▶ **WHAT IS ASKED**: Go through the listing and copy every line word for word.

▶ **LISTED ENTRIES**:
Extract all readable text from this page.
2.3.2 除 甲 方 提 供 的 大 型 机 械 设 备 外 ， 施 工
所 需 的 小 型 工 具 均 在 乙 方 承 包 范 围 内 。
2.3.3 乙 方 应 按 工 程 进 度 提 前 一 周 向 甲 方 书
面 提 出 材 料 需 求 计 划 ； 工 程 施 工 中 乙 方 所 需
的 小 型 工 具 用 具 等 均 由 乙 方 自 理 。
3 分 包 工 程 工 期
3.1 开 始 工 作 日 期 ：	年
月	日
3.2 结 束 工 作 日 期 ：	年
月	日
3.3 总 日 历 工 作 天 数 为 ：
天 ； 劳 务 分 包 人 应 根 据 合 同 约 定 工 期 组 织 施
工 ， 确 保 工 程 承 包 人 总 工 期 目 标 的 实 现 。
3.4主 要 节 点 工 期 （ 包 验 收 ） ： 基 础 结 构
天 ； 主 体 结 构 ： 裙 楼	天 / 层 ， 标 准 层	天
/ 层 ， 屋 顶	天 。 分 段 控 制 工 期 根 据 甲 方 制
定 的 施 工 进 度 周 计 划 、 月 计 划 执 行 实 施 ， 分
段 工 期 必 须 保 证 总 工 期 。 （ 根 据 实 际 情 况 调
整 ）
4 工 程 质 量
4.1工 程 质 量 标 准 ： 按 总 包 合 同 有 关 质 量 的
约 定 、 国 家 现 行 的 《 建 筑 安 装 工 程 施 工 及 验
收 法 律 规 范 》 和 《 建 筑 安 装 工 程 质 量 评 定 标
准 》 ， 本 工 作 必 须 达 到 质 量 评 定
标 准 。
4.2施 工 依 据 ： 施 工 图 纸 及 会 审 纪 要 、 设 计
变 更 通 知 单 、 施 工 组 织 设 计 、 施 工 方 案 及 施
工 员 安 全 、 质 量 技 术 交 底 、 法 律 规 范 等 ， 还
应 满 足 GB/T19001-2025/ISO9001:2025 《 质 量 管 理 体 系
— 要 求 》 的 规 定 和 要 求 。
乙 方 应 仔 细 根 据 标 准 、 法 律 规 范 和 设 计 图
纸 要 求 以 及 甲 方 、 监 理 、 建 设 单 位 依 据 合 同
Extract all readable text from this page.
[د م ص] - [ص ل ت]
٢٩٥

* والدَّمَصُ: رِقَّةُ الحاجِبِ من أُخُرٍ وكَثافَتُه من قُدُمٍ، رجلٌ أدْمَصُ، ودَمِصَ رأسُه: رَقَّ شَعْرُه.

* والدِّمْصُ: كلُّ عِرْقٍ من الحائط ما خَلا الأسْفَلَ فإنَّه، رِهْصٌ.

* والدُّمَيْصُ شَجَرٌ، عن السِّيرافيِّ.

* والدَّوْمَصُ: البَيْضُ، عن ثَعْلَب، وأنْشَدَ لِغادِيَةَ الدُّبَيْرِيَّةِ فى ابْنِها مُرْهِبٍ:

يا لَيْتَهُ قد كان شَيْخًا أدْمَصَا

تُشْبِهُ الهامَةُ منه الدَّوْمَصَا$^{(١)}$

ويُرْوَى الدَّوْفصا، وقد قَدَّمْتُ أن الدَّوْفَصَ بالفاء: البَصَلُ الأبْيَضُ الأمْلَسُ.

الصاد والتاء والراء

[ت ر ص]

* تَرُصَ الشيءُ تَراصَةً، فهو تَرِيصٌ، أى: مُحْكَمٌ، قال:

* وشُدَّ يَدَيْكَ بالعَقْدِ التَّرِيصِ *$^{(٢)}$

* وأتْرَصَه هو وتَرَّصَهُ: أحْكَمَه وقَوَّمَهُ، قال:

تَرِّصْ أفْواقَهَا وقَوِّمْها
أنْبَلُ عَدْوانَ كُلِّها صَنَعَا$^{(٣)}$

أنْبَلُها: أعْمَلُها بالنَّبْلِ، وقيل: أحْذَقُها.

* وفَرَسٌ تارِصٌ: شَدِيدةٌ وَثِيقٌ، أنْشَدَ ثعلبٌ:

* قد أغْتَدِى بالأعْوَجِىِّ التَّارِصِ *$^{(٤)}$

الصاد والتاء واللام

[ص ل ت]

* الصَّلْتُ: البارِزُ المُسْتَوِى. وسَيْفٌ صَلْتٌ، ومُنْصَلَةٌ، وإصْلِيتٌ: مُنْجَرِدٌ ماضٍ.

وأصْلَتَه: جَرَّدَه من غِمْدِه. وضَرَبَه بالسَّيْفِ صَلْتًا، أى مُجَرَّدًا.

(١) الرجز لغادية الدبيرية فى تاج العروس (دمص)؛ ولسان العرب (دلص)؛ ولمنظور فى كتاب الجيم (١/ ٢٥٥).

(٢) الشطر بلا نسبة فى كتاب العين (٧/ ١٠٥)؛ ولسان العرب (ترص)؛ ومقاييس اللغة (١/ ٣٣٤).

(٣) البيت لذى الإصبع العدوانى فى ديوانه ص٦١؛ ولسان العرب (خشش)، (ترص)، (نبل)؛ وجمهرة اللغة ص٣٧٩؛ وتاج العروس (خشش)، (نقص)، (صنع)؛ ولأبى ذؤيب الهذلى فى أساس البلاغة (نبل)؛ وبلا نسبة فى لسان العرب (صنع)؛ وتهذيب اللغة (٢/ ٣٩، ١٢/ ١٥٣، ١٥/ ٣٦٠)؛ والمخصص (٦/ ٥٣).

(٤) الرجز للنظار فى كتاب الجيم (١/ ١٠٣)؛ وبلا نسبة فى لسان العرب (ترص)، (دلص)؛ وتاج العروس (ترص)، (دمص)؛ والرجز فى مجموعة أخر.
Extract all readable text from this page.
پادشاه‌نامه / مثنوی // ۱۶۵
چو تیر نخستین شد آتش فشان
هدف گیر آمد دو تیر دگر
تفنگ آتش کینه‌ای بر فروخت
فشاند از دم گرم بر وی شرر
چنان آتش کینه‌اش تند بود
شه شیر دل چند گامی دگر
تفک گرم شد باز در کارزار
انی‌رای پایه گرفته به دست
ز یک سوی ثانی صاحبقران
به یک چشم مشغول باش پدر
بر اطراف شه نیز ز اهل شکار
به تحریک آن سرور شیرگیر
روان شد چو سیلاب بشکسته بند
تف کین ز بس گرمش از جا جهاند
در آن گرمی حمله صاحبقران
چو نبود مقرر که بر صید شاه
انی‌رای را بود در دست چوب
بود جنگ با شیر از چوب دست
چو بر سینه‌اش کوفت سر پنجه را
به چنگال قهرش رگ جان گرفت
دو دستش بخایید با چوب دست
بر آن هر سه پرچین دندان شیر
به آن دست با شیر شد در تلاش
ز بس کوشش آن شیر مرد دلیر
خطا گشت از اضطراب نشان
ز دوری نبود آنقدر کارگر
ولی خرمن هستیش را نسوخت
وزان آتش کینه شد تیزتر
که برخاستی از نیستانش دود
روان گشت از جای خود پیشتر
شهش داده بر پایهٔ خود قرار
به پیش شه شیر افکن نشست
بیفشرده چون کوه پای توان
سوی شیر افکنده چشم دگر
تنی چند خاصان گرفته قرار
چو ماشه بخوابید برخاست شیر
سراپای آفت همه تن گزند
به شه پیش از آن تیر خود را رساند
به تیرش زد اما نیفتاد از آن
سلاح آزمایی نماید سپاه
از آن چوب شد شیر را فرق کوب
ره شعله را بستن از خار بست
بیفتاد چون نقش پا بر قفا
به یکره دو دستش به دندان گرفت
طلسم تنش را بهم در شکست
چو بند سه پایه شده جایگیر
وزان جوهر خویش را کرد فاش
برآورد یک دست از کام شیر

▶ **REPLY TO THE EXERCISE**:
Extract all readable text from this page.
2.3.2 除 甲 方 提 供 的 大 型 机 械 设 备 外 ， 施 工
所 需 的 小 型 工 具 均 在 乙 方 承 包 范 围 内 。
2.3.3 乙 方 应 按 工 程 进 度 提 前 一 周 向 甲 方 书
面 提 出 材 料 需 求 计 划 ； 工 程 施 工 中 乙 方 所 需
的 小 型 工 具 用 具 等 均 由 乙 方 自 理 。
3 分 包 工 程 工 期
3.1 开 始 工 作 日 期 ：	年
月	日
3.2 结 束 工 作 日 期 ：	年
月	日
3.3 总 日 历 工 作 天 数 为 ：
天 ； 劳 务 分 包 人 应 根 据 合 同 约 定 工 期 组 织 施
工 ， 确 保 工 程 承 包 人 总 工 期 目 标 的 实 现 。
3.4主 要 节 点 工 期 （ 包 验 收 ） ： 基 础 结 构
天 ； 主 体 结 构 ： 裙 楼	天 / 层 ， 标 准 层	天
/ 层 ， 屋 顶	天 。 分 段 控 制 工 期 根 据 甲 方 制
定 的 施 工 进 度 周 计 划 、 月 计 划 执 行 实 施 ， 分
段 工 期 必 须 保 证 总 工 期 。 （ 根 据 实 际 情 况 调
整 ）
4 工 程 质 量
4.1工 程 质 量 标 准 ： 按 总 包 合 同 有 关 质 量 的
约 定 、 国 家 现 行 的 《 建 筑 安 装 工 程 施 工 及 验
收 法 律 规 范 》 和 《 建 筑 安 装 工 程 质 量 评 定 标
准 》 ， 本 工 作 必 须 达 到 质 量 评 定
标 准 。
4.2施 工 依 据 ： 施 工 图 纸 及 会 审 纪 要 、 设 计
变 更 通 知 单 、 施 工 组 织 设 计 、 施 工 方 案 及 施
工 员 安 全 、 质 量 技 术 交 底 、 法 律 规 范 等 ， 还
应 满 足 GB/T19001-2025/ISO9001:2025 《 质 量 管 理 体 系
— 要 求 》 的 规 定 和 要 求 。
乙 方 应 仔 细 根 据 标 准 、 法 律 规 范 和 设 计 图
纸 要 求 以 及 甲 方 、 监 理 、 建 设 单 位 依 据 合 同
Extract all readable text from this page.
[د م ص] - [ص ل ت]
٢٩٥

* والدَّمَصُ: رِقَّةُ الحاجِبِ من أُخُرٍ وكَثافَتُه من قُدُمٍ، رجلٌ أدْمَصُ، ودَمِصَ رأسُه: رَقَّ شَعْرُه.

* والدِّمْصُ: كلُّ عِرْقٍ من الحائط ما خَلا الأسْفَلَ فإنَّه، رِهْصٌ.

* والدُّمَيْصُ شَجَرٌ، عن السِّيرافيِّ.

* والدَّوْمَصُ: البَيْضُ، عن ثَعْلَب، وأنْشَدَ لِغادِيَةَ الدُّبَيْرِيَّةِ فى ابْنِها مُرْهِبٍ:

يا لَيْتَهُ قد كان شَيْخًا أدْمَصَا

تُشْبِهُ الهامَةُ منه الدَّوْمَصَا$^{(١)}$

ويُرْوَى الدَّوْفصا، وقد قَدَّمْتُ أن الدَّوْفَصَ بالفاء: البَصَلُ الأبْيَضُ الأمْلَسُ.

الصاد والتاء والراء

[ت ر ص]

* تَرُصَ الشيءُ تَراصَةً، فهو تَرِيصٌ، أى: مُحْكَمٌ، قال:

* وشُدَّ يَدَيْكَ بالعَقْدِ التَّرِيصِ *$^{(٢)}$

* وأتْرَصَه هو وتَرَّصَهُ: أحْكَمَه وقَوَّمَهُ، قال:

تَرِّصْ أفْواقَهَا وقَوِّمْها
أنْبَلُ عَدْوانَ كُلِّها صَنَعَا$^{(٣)}$

أنْبَلُها: أعْمَلُها بالنَّبْلِ، وقيل: أحْذَقُها.

* وفَرَسٌ تارِصٌ: شَدِيدةٌ وَثِيقٌ، أنْشَدَ ثعلبٌ:

* قد أغْتَدِى بالأعْوَجِىِّ التَّارِصِ *$^{(٤)}$

الصاد والتاء واللام

[ص ل ت]

* الصَّلْتُ: البارِزُ المُسْتَوِى. وسَيْفٌ صَلْتٌ، ومُنْصَلَةٌ، وإصْلِيتٌ: مُنْجَرِدٌ ماضٍ.

وأصْلَتَه: جَرَّدَه من غِمْدِه. وضَرَبَه بالسَّيْفِ صَلْتًا، أى مُجَرَّدًا.

(١) الرجز لغادية الدبيرية فى تاج العروس (دمص)؛ ولسان العرب (دلص)؛ ولمنظور فى كتاب الجيم (١/ ٢٥٥).

(٢) الشطر بلا نسبة فى كتاب العين (٧/ ١٠٥)؛ ولسان العرب (ترص)؛ ومقاييس اللغة (١/ ٣٣٤).

(٣) البيت لذى الإصبع العدوانى فى ديوانه ص٦١؛ ولسان العرب (خشش)، (ترص)، (نبل)؛ وجمهرة اللغة ص٣٧٩؛ وتاج العروس (خشش)، (نقص)، (صنع)؛ ولأبى ذؤيب الهذلى فى أساس البلاغة (نبل)؛ وبلا نسبة فى لسان العرب (صنع)؛ وتهذيب اللغة (٢/ ٣٩، ١٢/ ١٥٣، ١٥/ ٣٦٠)؛ والمخصص (٦/ ٥٣).

(٤) الرجز للنظار فى كتاب الجيم (١/ ١٠٣)؛ وبلا نسبة فى لسان العرب (ترص)، (دلص)؛ وتاج العروس (ترص)، (دمص)؛ والرجز فى مجموعة أخر.
Extract all readable text from this page.
پادشاه‌نامه / مثنوی // ۱۶۵
چو تیر نخستین شد آتش فشان
هدف گیر آمد دو تیر دگر
تفنگ آتش کینه‌ای بر فروخت
فشاند از دم گرم بر وی شرر
چنان آتش کینه‌اش تند بود
شه شیر دل چند گامی دگر
تفک گرم شد باز در کارزار
انی‌رای پایه گرفته به دست
ز یک سوی ثانی صاحبقران
به یک چشم مشغول باش پدر
بر اطراف شه نیز ز اهل شکار
به تحریک آن سرور شیرگیر
روان شد چو سیلاب بشکسته بند
تف کین ز بس گرمش از جا جهاند
در آن گرمی حمله صاحبقران
چو نبود مقرر که بر صید شاه
انی‌رای را بود در دست چوب
بود جنگ با شیر از چوب دست
چو بر سینه‌اش کوفت سر پنجه را
به چنگال قهرش رگ جان گرفت
دو دستش بخایید با چوب دست
بر آن هر سه پرچین دندان شیر
به آن دست با شیر شد در تلاش
ز بس کوشش آن شیر مرد دلیر
خطا گشت از اضطراب نشان
ز دوری نبود آنقدر کارگر
ولی خرمن هستیش را نسوخت
وزان آتش کینه شد تیزتر
که برخاستی از نیستانش دود
روان گشت از جای خود پیشتر
شهش داده بر پایهٔ خود قرار
به پیش شه شیر افکن نشست
بیفشرده چون کوه پای توان
سوی شیر افکنده چشم دگر
تنی چند خاصان گرفته قرار
چو ماشه بخوابید برخاست شیر
سراپای آفت همه تن گزند
به شه پیش از آن تیر خود را رساند
به تیرش زد اما نیفتاد از آن
سلاح آزمایی نماید سپاه
از آن چوب شد شیر را فرق کوب
ره شعله را بستن از خار بست
بیفتاد چون نقش پا بر قفا
به یکره دو دستش به دندان گرفت
طلسم تنش را بهم در شکست
چو بند سه پایه شده جایگیر
وزان جوهر خویش را کرد فاش
برآورد یک دست از کام شیر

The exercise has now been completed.